Hermann Nolte (3 June 1873, Düsseldorf - 25 February 1935, Düsseldorf) was a German sculptor. Most of his work involved architectural decorations, some of which may still be unidentified.

== Life and work ==
His father, Adolph Nolte, was a Master tinker. He studied with Anton Josef Reiss at the Kunstgewerbeschule Düsseldorf. Upon completing his studies, at the age of twenty, he went on an extended journey to Rome. Following that, he spent three years as an assistant in the workshop of the Swiss sculptor, August Bösch.

In 1899, he continued his formal studies at the Academy of Fine Arts, Munich, with Syrius Eberle. This was followed by six years as an assistant to Ignatius Taschner; reportedly at the request of Luitpold, Prince Regent of Bavaria, who liked his smaller works, and wanted him to stay in Munich. After his father's death in 1908, he returned to Düsseldorf, and lived in the house where he had been born. During this period, he often collaborated with the architect, Hermann vom Endt, and developed a recurring motif which included figures of children.

_Activity 1_
In the Nolte biography, transcribe the part that opens with the words containing "Hermann Nolte (3" and closes with "sculptor, August Bösch.".
_Activity 2_
Answer these questions from the Nolte biography, one answer per line:
(a) What was the name of Nolte's father, and what was his trade?
(b) Who taught Nolte at the Academy of Fine Arts, Munich?
(c) Which architect did Nolte often work with after his return to Düsseldorf?
_Activity 3_
Carry the Nolte biography forward, starting right after its last sentence.

_Data extract_

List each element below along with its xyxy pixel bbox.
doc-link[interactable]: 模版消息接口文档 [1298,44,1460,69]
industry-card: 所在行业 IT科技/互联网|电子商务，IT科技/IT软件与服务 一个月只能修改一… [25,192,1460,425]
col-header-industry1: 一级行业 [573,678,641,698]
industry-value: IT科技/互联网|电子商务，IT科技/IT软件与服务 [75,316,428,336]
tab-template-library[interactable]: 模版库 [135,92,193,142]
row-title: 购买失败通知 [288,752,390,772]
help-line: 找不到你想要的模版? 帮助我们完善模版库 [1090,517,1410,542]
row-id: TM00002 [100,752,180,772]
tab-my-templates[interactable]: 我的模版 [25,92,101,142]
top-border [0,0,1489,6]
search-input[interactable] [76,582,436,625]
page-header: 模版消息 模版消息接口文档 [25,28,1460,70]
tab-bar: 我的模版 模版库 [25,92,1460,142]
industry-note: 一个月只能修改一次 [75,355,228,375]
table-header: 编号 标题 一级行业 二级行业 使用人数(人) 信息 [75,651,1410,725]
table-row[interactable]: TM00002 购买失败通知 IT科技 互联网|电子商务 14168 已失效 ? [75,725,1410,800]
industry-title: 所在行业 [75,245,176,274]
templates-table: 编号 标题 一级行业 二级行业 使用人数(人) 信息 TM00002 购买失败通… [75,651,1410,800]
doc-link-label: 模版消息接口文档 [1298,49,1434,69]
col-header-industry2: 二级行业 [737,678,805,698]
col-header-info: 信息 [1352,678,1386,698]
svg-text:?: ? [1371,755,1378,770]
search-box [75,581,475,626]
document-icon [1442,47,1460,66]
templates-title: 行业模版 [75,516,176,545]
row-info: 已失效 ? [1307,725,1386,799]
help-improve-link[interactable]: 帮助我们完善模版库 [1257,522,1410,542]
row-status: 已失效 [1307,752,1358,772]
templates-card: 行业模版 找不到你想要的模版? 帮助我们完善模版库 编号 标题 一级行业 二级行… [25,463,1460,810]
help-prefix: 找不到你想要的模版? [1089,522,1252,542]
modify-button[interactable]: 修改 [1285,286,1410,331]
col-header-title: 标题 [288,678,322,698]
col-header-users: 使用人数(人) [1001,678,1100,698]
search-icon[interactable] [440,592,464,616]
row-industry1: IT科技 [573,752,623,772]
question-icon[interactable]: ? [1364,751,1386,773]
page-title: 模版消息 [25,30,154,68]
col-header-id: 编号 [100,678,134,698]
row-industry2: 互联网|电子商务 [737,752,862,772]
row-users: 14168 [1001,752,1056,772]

_Answer section 1_
Hermann Nolte (3 June 1873, Düsseldorf - 25 February 1935, Düsseldorf) was a German sculptor. Most of his work involved architectural decorations, some of which may still be unidentified.

== Life and work ==
His father, Adolph Nolte, was a Master tinker. He studied with Anton Josef Reiss at the Kunstgewerbeschule Düsseldorf. Upon completing his studies, at the age of twenty, he went on an extended journey to Rome. Following that, he spent three years as an assistant in the workshop of the Swiss sculptor, August Bösch.

_Answer section 2_
(a) Adolph Nolte, a master tinker.
(b) Syrius Eberle.
(c) Hermann vom Endt.

_Answer section 3_
Shortly after his arrival there, he became a member of the progressive artists' group, Malkasten and, with some short interruptions, would remain a member for the rest of his life. In 1911 and 1913, he participated in the Große Kunstausstellung NRW Düsseldorf, with a series of bronze statuettes in the Art Nouveau style. Some were also shown at the Große Berliner Kunstausstellung of 1917. That same year, he began work on a memorial to the war dead, at the Nordffriedhof, designed by the architect, Hermann Goerke. It occupied him until 1921 and is one of his most individually prominent works.

In the 1920s, he opened a large sculpture workshop in the Pempelfort district. In the 1930s, he had one in the studio building of the Verein der Düsseldorfer Künstler (artists' association). There, he created copies of Calvary figures at St.Lambertus Church, by his former teacher, Reiss. The originals had fallen into disrepair, and have since been lost. He also created a bronze relief plaque for a memorial to the 2nd Westphalian Regiment. It was dedicated in 1931.
He died in his home, in 1935, at the age of sixty-two.